Exercise requirements: Without the pictures, print each of the records below exactly as it appears.
##########
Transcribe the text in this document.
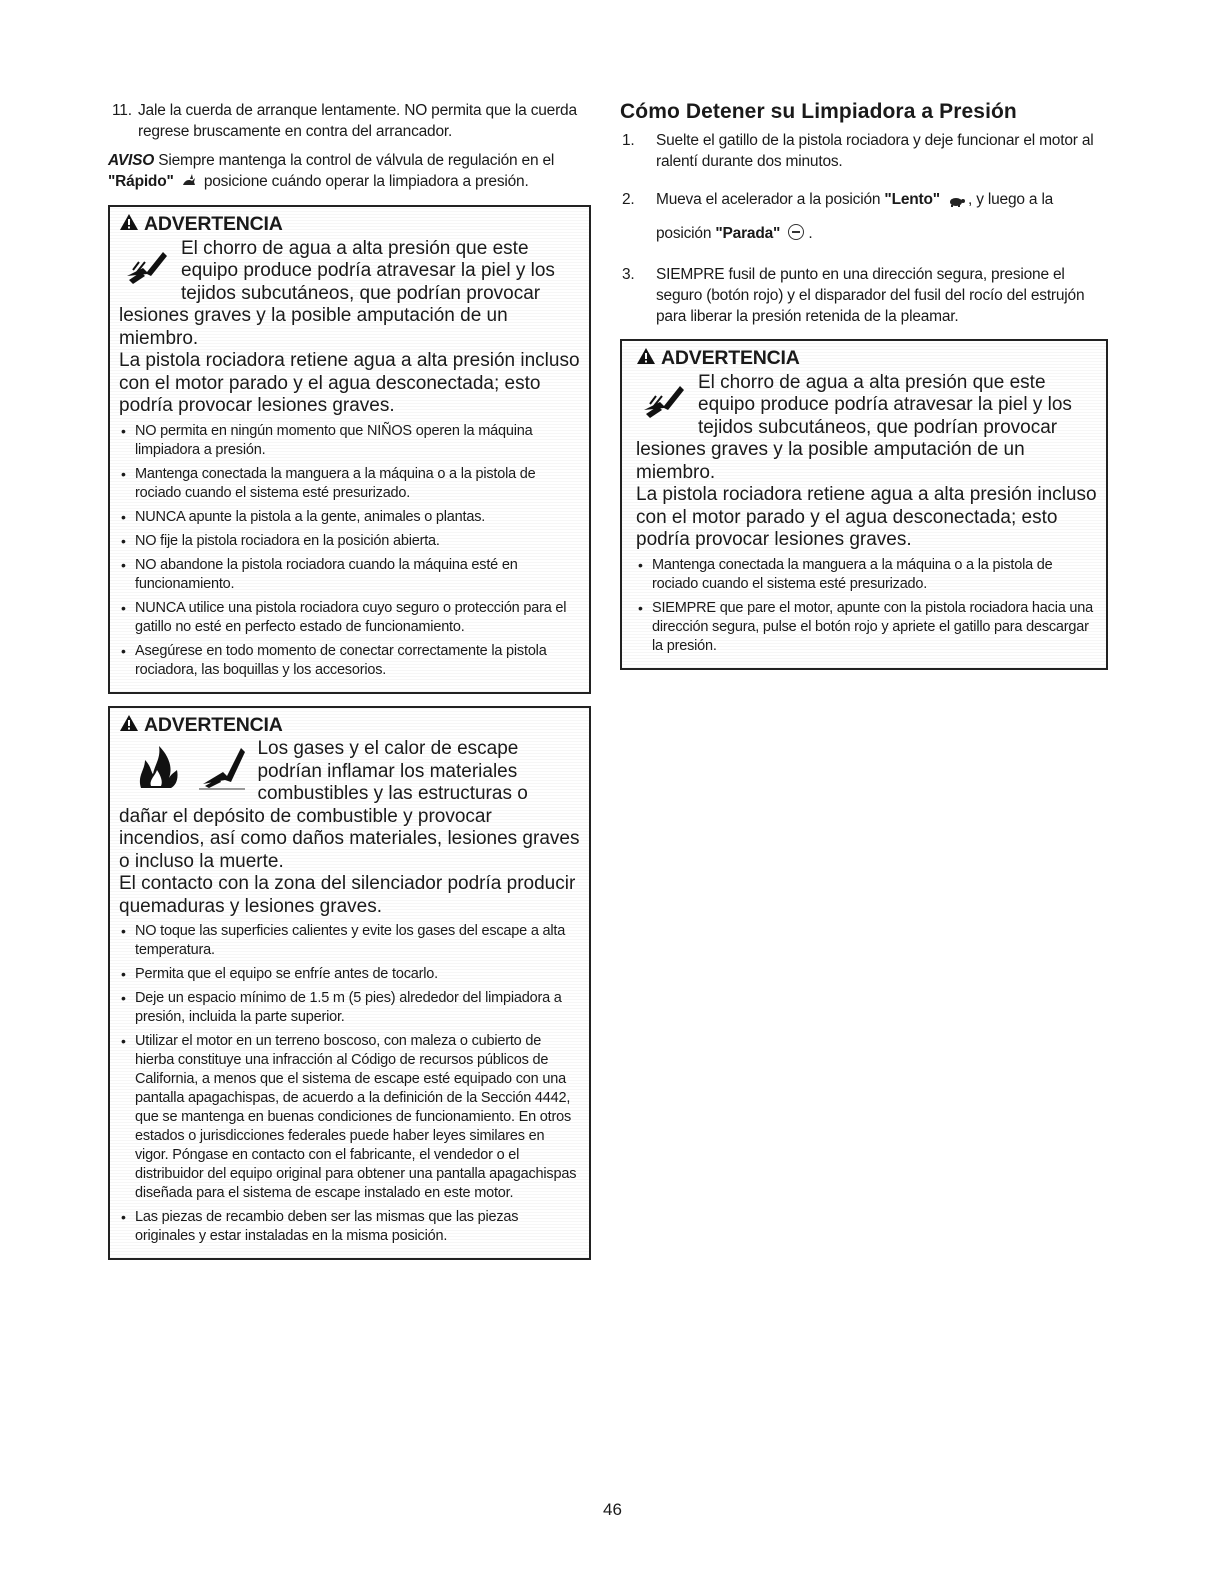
11. Jale la cuerda de arranque lentamente. NO permita que la cuerda regrese bruscamente en contra del arrancador.
AVISO Siempre mantenga la control de válvula de regulación en el "Rápido" posicione cuándo operar la limpiadora a presión.
ADVERTENCIA
El chorro de agua a alta presión que este equipo produce podría atravesar la piel y los tejidos subcutáneos, que podrían provocar lesiones graves y la posible amputación de un miembro.
La pistola rociadora retiene agua a alta presión incluso con el motor parado y el agua desconectada; esto podría provocar lesiones graves.
• NO permita en ningún momento que NIÑOS operen la máquina limpiadora a presión.
• Mantenga conectada la manguera a la máquina o a la pistola de rociado cuando el sistema esté presurizado.
• NUNCA apunte la pistola a la gente, animales o plantas.
• NO fije la pistola rociadora en la posición abierta.
• NO abandone la pistola rociadora cuando la máquina esté en funcionamiento.
• NUNCA utilice una pistola rociadora cuyo seguro o protección para el gatillo no esté en perfecto estado de funcionamiento.
• Asegúrese en todo momento de conectar correctamente la pistola rociadora, las boquillas y los accesorios.
ADVERTENCIA

Los gases y el calor de escape podrían inflamar los materiales combustibles y las estructuras o dañar el depósito de combustible y provocar incendios, así como daños materiales, lesiones graves o incluso la muerte.
El contacto con la zona del silenciador podría producir quemaduras y lesiones graves.
• NO toque las superficies calientes y evite los gases del escape a alta temperatura.
• Permita que el equipo se enfríe antes de tocarlo.
• Deje un espacio mínimo de 1.5 m (5 pies) alrededor del limpiadora a presión, incluida la parte superior.
• Utilizar el motor en un terreno boscoso, con maleza o cubierto de hierba constituye una infracción al Código de recursos públicos de California, a menos que el sistema de escape esté equipado con una pantalla apagachispas, de acuerdo a la definición de la Sección 4442, que se mantenga en buenas condiciones de funcionamiento. En otros estados o jurisdicciones federales puede haber leyes similares en vigor. Póngase en contacto con el fabricante, el vendedor o el distribuidor del equipo original para obtener una pantalla apagachispas diseñada para el sistema de escape instalado en este motor.
• Las piezas de recambio deben ser las mismas que las piezas originales y estar instaladas en la misma posición.
Cómo Detener su Limpiadora a Presión
1. Suelte el gatillo de la pistola rociadora y deje funcionar el motor al ralentí durante dos minutos.
2. Mueva el acelerador a la posición "Lento" , y luego a la posición "Parada" .
3. SIEMPRE fusil de punto en una dirección segura, presione el seguro (botón rojo) y el disparador del fusil del rocío del estrujón para liberar la presión retenida de la pleamar.
ADVERTENCIA
El chorro de agua a alta presión que este equipo produce podría atravesar la piel y los tejidos subcutáneos, que podrían provocar lesiones graves y la posible amputación de un miembro.
La pistola rociadora retiene agua a alta presión incluso con el motor parado y el agua desconectada; esto podría provocar lesiones graves.
• Mantenga conectada la manguera a la máquina o a la pistola de rociado cuando el sistema esté presurizado.
• SIEMPRE que pare el motor, apunte con la pistola rociadora hacia una dirección segura, pulse el botón rojo y apriete el gatillo para descargar la presión.
46
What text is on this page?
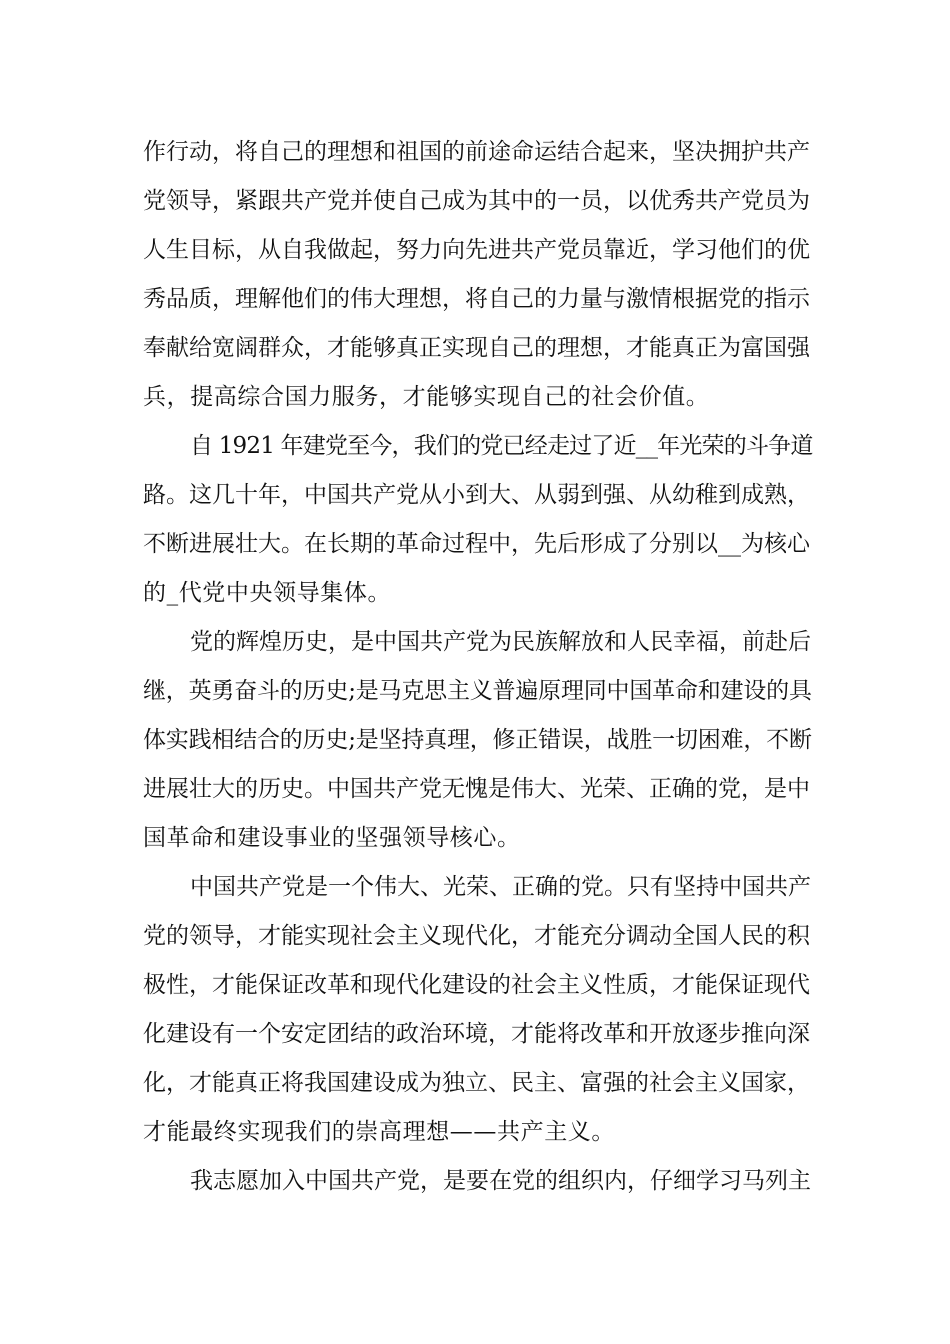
作行动，将自己的理想和祖国的前途命运结合起来，坚决拥护共产
党领导，紧跟共产党并使自己成为其中的一员，以优秀共产党员为
人生目标，从自我做起，努力向先进共产党员靠近，学习他们的优
秀品质，理解他们的伟大理想，将自己的力量与激情根据党的指示
奉献给宽阔群众，才能够真正实现自己的理想，才能真正为富国强
兵，提高综合国力服务，才能够实现自己的社会价值。
自 1921 年建党至今，我们的党已经走过了近__年光荣的斗争道
路。这几十年，中国共产党从小到大、从弱到强、从幼稚到成熟，
不断进展壮大。在长期的革命过程中，先后形成了分别以__为核心
的_代党中央领导集体。
党的辉煌历史，是中国共产党为民族解放和人民幸福，前赴后
继，英勇奋斗的历史;是马克思主义普遍原理同中国革命和建设的具
体实践相结合的历史;是坚持真理，修正错误，战胜一切困难，不断
进展壮大的历史。中国共产党无愧是伟大、光荣、正确的党，是中
国革命和建设事业的坚强领导核心。
中国共产党是一个伟大、光荣、正确的党。只有坚持中国共产
党的领导，才能实现社会主义现代化，才能充分调动全国人民的积
极性，才能保证改革和现代化建设的社会主义性质，才能保证现代
化建设有一个安定团结的政治环境，才能将改革和开放逐步推向深
化，才能真正将我国建设成为独立、民主、富强的社会主义国家，
才能最终实现我们的崇高理想——共产主义。
我志愿加入中国共产党，是要在党的组织内，仔细学习马列主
##########
Result:
Transcribe the text in this document.
11. Jale la cuerda de arranque lentamente. NO permita que la cuerda regrese bruscamente en contra del arrancador.
AVISO Siempre mantenga la control de válvula de regulación en el "Rápido" posicione cuándo operar la limpiadora a presión.
ADVERTENCIA
El chorro de agua a alta presión que este equipo produce podría atravesar la piel y los tejidos subcutáneos, que podrían provocar lesiones graves y la posible amputación de un miembro.
La pistola rociadora retiene agua a alta presión incluso con el motor parado y el agua desconectada; esto podría provocar lesiones graves.
• NO permita en ningún momento que NIÑOS operen la máquina limpiadora a presión.
• Mantenga conectada la manguera a la máquina o a la pistola de rociado cuando el sistema esté presurizado.
• NUNCA apunte la pistola a la gente, animales o plantas.
• NO fije la pistola rociadora en la posición abierta.
• NO abandone la pistola rociadora cuando la máquina esté en funcionamiento.
• NUNCA utilice una pistola rociadora cuyo seguro o protección para el gatillo no esté en perfecto estado de funcionamiento.
• Asegúrese en todo momento de conectar correctamente la pistola rociadora, las boquillas y los accesorios.
ADVERTENCIA

Los gases y el calor de escape podrían inflamar los materiales combustibles y las estructuras o dañar el depósito de combustible y provocar incendios, así como daños materiales, lesiones graves o incluso la muerte.
El contacto con la zona del silenciador podría producir quemaduras y lesiones graves.
• NO toque las superficies calientes y evite los gases del escape a alta temperatura.
• Permita que el equipo se enfríe antes de tocarlo.
• Deje un espacio mínimo de 1.5 m (5 pies) alrededor del limpiadora a presión, incluida la parte superior.
• Utilizar el motor en un terreno boscoso, con maleza o cubierto de hierba constituye una infracción al Código de recursos públicos de California, a menos que el sistema de escape esté equipado con una pantalla apagachispas, de acuerdo a la definición de la Sección 4442, que se mantenga en buenas condiciones de funcionamiento. En otros estados o jurisdicciones federales puede haber leyes similares en vigor. Póngase en contacto con el fabricante, el vendedor o el distribuidor del equipo original para obtener una pantalla apagachispas diseñada para el sistema de escape instalado en este motor.
• Las piezas de recambio deben ser las mismas que las piezas originales y estar instaladas en la misma posición.
Cómo Detener su Limpiadora a Presión
1. Suelte el gatillo de la pistola rociadora y deje funcionar el motor al ralentí durante dos minutos.
2. Mueva el acelerador a la posición "Lento" , y luego a la posición "Parada" .
3. SIEMPRE fusil de punto en una dirección segura, presione el seguro (botón rojo) y el disparador del fusil del rocío del estrujón para liberar la presión retenida de la pleamar.
ADVERTENCIA
El chorro de agua a alta presión que este equipo produce podría atravesar la piel y los tejidos subcutáneos, que podrían provocar lesiones graves y la posible amputación de un miembro.
La pistola rociadora retiene agua a alta presión incluso con el motor parado y el agua desconectada; esto podría provocar lesiones graves.
• Mantenga conectada la manguera a la máquina o a la pistola de rociado cuando el sistema esté presurizado.
• SIEMPRE que pare el motor, apunte con la pistola rociadora hacia una dirección segura, pulse el botón rojo y apriete el gatillo para descargar la presión.
46
What text is on this page?
作行动，将自己的理想和祖国的前途命运结合起来，坚决拥护共产
党领导，紧跟共产党并使自己成为其中的一员，以优秀共产党员为
人生目标，从自我做起，努力向先进共产党员靠近，学习他们的优
秀品质，理解他们的伟大理想，将自己的力量与激情根据党的指示
奉献给宽阔群众，才能够真正实现自己的理想，才能真正为富国强
兵，提高综合国力服务，才能够实现自己的社会价值。
自 1921 年建党至今，我们的党已经走过了近__年光荣的斗争道
路。这几十年，中国共产党从小到大、从弱到强、从幼稚到成熟，
不断进展壮大。在长期的革命过程中，先后形成了分别以__为核心
的_代党中央领导集体。
党的辉煌历史，是中国共产党为民族解放和人民幸福，前赴后
继，英勇奋斗的历史;是马克思主义普遍原理同中国革命和建设的具
体实践相结合的历史;是坚持真理，修正错误，战胜一切困难，不断
进展壮大的历史。中国共产党无愧是伟大、光荣、正确的党，是中
国革命和建设事业的坚强领导核心。
中国共产党是一个伟大、光荣、正确的党。只有坚持中国共产
党的领导，才能实现社会主义现代化，才能充分调动全国人民的积
极性，才能保证改革和现代化建设的社会主义性质，才能保证现代
化建设有一个安定团结的政治环境，才能将改革和开放逐步推向深
化，才能真正将我国建设成为独立、民主、富强的社会主义国家，
才能最终实现我们的崇高理想——共产主义。
我志愿加入中国共产党，是要在党的组织内，仔细学习马列主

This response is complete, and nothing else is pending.